(Collected data entries)
BEGIN
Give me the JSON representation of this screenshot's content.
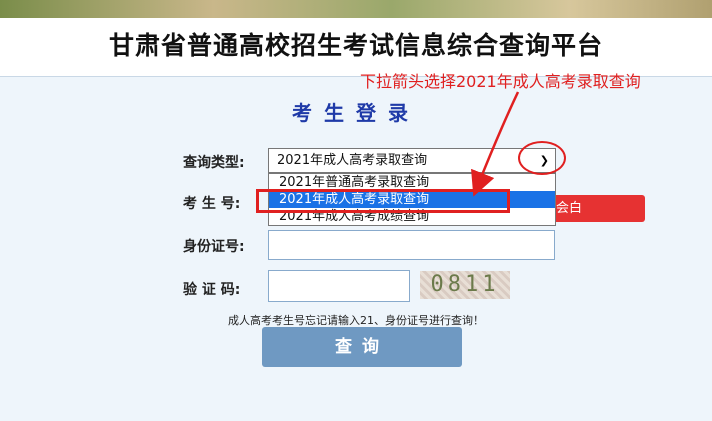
{
  "header": {
    "title": "甘肃省普通高校招生考试信息综合查询平台"
  },
  "annotation": {
    "text": "下拉箭头选择2021年成人高考录取查询",
    "color": "#e02020"
  },
  "login": {
    "title": "考生登录"
  },
  "form": {
    "query_type_label": "查询类型:",
    "exam_no_label": "考 生 号:",
    "id_label": "身份证号:",
    "captcha_label": "验 证 码:",
    "selected_value": "2021年成人高考录取查询",
    "options": [
      "2021年普通高考录取查询",
      "2021年成人高考录取查询",
      "2021年成人高考成绩查询"
    ],
    "highlighted_option_index": 1,
    "captcha_text": "0811",
    "partial_button_text": "会白",
    "hint": "成人高考考生号忘记请输入21、身份证号进行查询！",
    "query_button": "查询"
  },
  "colors": {
    "accent": "#1a72e6",
    "title_blue": "#1f3aa8",
    "button": "#6f99c2",
    "red": "#e63232"
  }
}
END
> Exercise goal: Leave out the pictures and output the rest of the material exactly as written.

> The output:
Give me the JSON representation of this screenshot's content.
{
  "header": {
    "title": "甘肃省普通高校招生考试信息综合查询平台"
  },
  "annotation": {
    "text": "下拉箭头选择2021年成人高考录取查询",
    "color": "#e02020"
  },
  "login": {
    "title": "考生登录"
  },
  "form": {
    "query_type_label": "查询类型:",
    "exam_no_label": "考 生 号:",
    "id_label": "身份证号:",
    "captcha_label": "验 证 码:",
    "selected_value": "2021年成人高考录取查询",
    "options": [
      "2021年普通高考录取查询",
      "2021年成人高考录取查询",
      "2021年成人高考成绩查询"
    ],
    "highlighted_option_index": 1,
    "captcha_text": "0811",
    "partial_button_text": "会白",
    "hint": "成人高考考生号忘记请输入21、身份证号进行查询！",
    "query_button": "查询"
  },
  "colors": {
    "accent": "#1a72e6",
    "title_blue": "#1f3aa8",
    "button": "#6f99c2",
    "red": "#e63232"
  }
}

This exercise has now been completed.